= Passage shown =
════════

Virtual Environments

We recommend that you create a virtual environment (using venv, Conda, uv, Poetry, etc.).

FlyGym is published on the Python Package Index (PyPI). You can use FlyGym using pip directly. If you only care about the basic functionalities:

pip install flygym

Add the warp optional dependency if you want to use the flygym.warp GPU-accelerated backend:

pip install flygym[warp]

Add the examples optional dependency if you want to follow the tutorials:

pip install flygym[examples]

Add the rl optional dependency for reinforcement-learning training (e.g. the muscle imitation tutorial), which installs Gymnasium, Stable-Baselines3, and TensorBoard:

pip install flygym[rl]

You can combine multiple optional dependencies in one command. For example:

pip install flygym[warp,examples,rl]

FlyGym uses uv for package management. Install uv following its official documentation.

Clone the FlyGym repository:

git clone git@github.com:NeLy-EPFL/flygym.git
cd flygym

Then install using uv. The following installs all optional dependencies, but you can

  • remove --extra warp if you don't care for GPU acceleration, or if you don't have a NVIDIA GPU (e.g., you're on a Mac),
  • remove --extra dev if you don't care for development tools (e.g., unit testing, automatic doc generation), or
  • remove --extra examples if you don't care for running the tutorials.
uv sync --extra warp --extra dev --extra examples

Note

Developers should also install the nbstripout filter, which removes bulky Jupyter Notebook outputs upon git add (without touching the actual files—the outputs are only removed in the version-controlled files). Note that this does not integrate well with IDEs, so you should run git add <files> in command line instead of using, for example, the GUI in VS Code.

source .venv/bin/activate
nbstripout --install --attributes .gitattributes

Profiling FlyGym simulations

For instructions on CPU/GPU performance profiling (including the nsys prerequisite), see the Performance profiling guide.

FlyGym is published as a Docker image on Docker Hub. The image comes with all optional dependencies pre-installed and EGL rendering pre-configured, making it suitable for headless servers.

════════

= What you should do =
Please rewrite the part of the FlyGym installation text that opens with the words containing "git clone git@github.com:NeLy-EPFL/flygym.git" and closes with "in VS Code.", changing "IDEs" to "code editors".

════════

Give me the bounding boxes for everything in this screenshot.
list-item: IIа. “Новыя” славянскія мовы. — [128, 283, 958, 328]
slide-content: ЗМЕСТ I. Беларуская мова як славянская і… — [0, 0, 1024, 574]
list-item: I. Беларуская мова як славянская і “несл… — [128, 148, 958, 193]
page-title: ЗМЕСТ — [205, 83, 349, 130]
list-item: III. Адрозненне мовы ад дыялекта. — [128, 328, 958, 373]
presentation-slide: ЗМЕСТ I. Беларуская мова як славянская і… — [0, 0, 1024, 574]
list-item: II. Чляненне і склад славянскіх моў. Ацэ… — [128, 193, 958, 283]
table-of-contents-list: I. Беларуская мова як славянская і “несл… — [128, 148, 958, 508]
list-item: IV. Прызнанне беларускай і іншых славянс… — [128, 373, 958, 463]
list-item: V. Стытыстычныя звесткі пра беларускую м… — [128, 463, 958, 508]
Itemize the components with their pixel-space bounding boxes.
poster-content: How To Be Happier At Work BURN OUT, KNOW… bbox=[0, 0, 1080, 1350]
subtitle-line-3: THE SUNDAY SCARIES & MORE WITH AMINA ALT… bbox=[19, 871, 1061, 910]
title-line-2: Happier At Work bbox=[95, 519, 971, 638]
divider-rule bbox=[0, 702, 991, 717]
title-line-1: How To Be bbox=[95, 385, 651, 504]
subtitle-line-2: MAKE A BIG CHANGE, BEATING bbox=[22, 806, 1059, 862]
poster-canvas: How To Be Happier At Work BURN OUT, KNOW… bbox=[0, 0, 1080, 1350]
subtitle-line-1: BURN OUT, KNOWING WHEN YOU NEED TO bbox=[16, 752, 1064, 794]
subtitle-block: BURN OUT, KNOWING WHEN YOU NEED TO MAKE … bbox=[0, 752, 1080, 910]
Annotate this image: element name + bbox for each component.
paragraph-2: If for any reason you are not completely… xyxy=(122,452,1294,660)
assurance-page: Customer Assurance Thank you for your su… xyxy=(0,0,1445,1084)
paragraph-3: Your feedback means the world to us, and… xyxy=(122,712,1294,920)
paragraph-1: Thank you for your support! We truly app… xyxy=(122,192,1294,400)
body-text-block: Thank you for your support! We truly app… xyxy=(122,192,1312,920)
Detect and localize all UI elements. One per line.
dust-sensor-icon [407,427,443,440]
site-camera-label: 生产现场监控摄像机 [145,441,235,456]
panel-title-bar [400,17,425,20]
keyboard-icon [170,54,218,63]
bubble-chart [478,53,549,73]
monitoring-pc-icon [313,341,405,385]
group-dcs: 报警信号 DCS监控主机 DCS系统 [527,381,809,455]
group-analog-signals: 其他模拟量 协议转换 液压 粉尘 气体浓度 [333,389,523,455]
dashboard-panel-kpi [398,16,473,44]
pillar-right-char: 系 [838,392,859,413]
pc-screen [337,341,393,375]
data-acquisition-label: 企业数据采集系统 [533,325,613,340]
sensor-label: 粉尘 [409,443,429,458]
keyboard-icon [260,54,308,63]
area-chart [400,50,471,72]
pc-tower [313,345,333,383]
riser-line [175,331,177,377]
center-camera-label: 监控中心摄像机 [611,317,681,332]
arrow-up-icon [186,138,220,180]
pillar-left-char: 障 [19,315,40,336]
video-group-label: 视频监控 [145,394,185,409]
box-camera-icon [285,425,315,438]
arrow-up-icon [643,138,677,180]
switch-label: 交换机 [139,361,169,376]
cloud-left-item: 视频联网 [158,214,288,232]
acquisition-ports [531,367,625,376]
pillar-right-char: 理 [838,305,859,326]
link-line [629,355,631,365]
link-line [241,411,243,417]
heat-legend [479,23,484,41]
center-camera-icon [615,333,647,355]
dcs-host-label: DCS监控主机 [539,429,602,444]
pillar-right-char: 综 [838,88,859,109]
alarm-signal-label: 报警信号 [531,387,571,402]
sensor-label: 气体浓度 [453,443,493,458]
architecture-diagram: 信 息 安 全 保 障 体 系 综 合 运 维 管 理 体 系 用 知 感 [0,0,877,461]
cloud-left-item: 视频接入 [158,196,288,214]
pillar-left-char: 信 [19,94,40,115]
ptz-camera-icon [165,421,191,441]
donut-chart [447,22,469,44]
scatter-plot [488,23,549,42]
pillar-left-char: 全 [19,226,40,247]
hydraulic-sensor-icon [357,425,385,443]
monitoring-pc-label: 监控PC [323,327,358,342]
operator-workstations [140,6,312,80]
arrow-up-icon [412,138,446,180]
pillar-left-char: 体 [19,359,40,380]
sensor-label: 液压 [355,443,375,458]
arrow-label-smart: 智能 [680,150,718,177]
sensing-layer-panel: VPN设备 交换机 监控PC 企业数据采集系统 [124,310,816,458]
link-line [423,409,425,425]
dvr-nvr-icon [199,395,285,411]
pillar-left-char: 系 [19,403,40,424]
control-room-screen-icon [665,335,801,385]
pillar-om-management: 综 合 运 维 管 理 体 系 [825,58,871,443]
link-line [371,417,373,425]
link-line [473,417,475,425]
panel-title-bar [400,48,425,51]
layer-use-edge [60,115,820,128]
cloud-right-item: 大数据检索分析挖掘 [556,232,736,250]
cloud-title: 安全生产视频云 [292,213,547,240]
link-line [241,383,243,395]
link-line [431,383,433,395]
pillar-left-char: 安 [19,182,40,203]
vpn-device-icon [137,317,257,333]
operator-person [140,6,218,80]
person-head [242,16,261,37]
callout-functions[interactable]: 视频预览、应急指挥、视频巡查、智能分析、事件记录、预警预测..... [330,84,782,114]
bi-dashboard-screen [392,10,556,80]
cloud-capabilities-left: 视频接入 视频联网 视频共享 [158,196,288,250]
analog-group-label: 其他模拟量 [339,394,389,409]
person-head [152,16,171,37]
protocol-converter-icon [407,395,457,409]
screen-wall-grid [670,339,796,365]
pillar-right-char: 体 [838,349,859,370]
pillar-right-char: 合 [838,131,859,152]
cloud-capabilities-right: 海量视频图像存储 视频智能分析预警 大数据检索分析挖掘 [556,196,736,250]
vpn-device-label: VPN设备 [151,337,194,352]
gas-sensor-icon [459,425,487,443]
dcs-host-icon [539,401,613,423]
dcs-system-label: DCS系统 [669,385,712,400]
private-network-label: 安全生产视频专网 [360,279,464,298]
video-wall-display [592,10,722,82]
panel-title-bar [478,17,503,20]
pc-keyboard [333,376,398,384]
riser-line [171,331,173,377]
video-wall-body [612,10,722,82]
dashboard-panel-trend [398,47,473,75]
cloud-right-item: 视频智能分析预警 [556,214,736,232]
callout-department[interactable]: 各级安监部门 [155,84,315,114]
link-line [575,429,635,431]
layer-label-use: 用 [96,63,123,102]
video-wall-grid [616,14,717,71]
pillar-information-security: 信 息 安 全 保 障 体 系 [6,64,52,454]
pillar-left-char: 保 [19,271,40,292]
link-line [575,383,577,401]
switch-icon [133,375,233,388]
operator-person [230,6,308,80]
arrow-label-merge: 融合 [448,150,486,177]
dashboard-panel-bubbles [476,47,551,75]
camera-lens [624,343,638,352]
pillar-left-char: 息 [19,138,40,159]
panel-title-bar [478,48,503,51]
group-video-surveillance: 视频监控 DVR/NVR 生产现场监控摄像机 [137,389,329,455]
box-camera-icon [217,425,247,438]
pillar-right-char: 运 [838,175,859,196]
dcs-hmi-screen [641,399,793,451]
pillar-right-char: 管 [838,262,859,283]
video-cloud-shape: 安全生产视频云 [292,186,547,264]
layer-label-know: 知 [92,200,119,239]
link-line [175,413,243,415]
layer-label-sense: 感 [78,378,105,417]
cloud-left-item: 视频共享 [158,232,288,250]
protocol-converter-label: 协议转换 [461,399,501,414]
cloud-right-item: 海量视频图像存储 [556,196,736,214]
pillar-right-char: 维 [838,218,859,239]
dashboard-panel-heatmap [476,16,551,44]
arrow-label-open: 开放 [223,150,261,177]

════════

= Answer to the exercise =
git clone git@github.com:NeLy-EPFL/flygym.git
cd flygym

Then install using uv. The following installs all optional dependencies, but you can

  • remove --extra warp if you don't care for GPU acceleration, or if you don't have a NVIDIA GPU (e.g., you're on a Mac),
  • remove --extra dev if you don't care for development tools (e.g., unit testing, automatic doc generation), or
  • remove --extra examples if you don't care for running the tutorials.
uv sync --extra warp --extra dev --extra examples

Note

Developers should also install the nbstripout filter, which removes bulky Jupyter Notebook outputs upon git add (without touching the actual files—the outputs are only removed in the version-controlled files). Note that this does not integrate well with code editors, so you should run git add <files> in command line instead of using, for example, the GUI in VS Code.